[What the exercise asks] Copy each line below in which the string "style" occurs.

[Stored data]
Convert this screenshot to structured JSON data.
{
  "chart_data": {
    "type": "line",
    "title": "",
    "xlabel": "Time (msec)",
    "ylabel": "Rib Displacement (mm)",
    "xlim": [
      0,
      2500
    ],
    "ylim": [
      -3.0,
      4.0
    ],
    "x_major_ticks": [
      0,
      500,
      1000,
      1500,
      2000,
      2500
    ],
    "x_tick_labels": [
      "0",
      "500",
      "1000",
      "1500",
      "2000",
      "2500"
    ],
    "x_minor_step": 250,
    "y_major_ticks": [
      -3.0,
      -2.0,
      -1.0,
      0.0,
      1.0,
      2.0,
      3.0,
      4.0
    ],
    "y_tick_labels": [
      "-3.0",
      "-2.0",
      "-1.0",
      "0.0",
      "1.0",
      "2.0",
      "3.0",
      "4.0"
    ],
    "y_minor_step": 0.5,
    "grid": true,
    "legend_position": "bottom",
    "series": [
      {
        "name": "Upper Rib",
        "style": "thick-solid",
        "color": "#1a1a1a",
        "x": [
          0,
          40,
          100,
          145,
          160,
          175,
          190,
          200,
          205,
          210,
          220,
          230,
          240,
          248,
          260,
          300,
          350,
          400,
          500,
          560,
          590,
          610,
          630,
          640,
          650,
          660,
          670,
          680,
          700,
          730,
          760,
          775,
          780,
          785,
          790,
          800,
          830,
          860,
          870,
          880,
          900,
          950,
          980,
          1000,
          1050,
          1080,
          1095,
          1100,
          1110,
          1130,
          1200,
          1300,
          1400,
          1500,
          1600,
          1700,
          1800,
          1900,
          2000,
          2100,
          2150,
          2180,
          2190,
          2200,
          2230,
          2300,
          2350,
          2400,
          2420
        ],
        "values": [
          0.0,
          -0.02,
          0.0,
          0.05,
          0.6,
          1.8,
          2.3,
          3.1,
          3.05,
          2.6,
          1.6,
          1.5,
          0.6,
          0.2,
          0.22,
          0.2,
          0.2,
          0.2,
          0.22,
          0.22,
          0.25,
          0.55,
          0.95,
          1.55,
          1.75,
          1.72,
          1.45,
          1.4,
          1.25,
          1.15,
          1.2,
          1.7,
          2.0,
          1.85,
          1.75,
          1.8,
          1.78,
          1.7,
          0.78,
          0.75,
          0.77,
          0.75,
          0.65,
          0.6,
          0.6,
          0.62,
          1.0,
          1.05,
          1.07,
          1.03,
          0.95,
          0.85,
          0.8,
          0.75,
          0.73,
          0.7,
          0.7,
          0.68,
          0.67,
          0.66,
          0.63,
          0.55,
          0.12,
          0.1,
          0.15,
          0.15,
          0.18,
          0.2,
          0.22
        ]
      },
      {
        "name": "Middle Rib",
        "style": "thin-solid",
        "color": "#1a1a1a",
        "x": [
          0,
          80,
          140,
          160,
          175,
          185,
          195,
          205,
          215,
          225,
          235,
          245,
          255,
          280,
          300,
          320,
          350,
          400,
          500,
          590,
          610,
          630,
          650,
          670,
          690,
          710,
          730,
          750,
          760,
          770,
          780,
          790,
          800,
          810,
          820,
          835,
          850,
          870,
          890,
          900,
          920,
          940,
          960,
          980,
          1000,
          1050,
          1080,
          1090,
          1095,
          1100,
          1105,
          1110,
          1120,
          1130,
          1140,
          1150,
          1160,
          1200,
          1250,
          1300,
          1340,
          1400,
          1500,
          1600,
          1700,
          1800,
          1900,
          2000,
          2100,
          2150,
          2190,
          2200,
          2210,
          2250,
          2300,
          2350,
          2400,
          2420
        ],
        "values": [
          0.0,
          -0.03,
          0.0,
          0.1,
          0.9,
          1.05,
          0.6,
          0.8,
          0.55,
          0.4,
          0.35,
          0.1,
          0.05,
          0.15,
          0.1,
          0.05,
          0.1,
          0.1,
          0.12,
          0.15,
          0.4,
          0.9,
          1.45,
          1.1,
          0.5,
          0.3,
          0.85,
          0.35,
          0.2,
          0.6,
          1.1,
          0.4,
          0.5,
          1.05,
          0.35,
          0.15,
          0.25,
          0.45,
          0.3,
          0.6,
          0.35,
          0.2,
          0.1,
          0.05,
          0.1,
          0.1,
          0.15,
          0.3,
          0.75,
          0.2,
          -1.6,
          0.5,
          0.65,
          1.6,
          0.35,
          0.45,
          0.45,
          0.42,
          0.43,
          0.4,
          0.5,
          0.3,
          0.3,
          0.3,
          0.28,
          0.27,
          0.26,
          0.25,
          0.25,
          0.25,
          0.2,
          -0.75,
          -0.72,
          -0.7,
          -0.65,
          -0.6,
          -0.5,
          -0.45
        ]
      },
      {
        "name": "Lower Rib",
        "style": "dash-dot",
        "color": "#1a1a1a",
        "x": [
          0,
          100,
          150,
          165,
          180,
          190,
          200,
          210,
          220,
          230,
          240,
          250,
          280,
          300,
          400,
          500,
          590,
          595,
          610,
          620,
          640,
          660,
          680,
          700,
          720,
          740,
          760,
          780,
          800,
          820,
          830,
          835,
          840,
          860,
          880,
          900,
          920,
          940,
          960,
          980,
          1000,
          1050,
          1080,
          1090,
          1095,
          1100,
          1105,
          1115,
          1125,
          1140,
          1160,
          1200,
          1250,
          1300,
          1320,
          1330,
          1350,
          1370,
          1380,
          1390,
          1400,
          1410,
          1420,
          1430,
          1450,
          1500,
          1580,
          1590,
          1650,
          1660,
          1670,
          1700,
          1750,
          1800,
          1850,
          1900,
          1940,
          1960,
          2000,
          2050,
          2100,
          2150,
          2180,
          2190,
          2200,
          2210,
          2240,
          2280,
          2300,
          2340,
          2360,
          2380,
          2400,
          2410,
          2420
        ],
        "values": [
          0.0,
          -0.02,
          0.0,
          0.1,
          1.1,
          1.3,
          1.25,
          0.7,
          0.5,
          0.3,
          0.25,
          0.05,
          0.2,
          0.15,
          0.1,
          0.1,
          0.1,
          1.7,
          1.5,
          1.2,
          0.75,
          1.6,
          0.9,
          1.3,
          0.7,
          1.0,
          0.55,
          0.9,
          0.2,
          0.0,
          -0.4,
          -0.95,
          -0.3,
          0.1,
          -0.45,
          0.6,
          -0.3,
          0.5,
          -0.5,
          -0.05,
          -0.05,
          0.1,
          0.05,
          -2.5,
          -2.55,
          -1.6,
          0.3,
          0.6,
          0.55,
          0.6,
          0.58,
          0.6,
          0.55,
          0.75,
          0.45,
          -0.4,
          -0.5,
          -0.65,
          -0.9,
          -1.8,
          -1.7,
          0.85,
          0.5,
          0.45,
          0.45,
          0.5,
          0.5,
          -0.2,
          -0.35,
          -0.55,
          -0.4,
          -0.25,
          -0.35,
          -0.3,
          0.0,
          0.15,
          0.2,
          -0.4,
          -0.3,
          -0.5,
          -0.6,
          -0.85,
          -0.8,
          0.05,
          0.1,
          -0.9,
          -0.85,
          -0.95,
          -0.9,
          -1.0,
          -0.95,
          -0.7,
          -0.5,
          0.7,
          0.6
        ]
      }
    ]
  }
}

[In response]
        "style": "thick-solid",
        "style": "thin-solid",
        "style": "dash-dot",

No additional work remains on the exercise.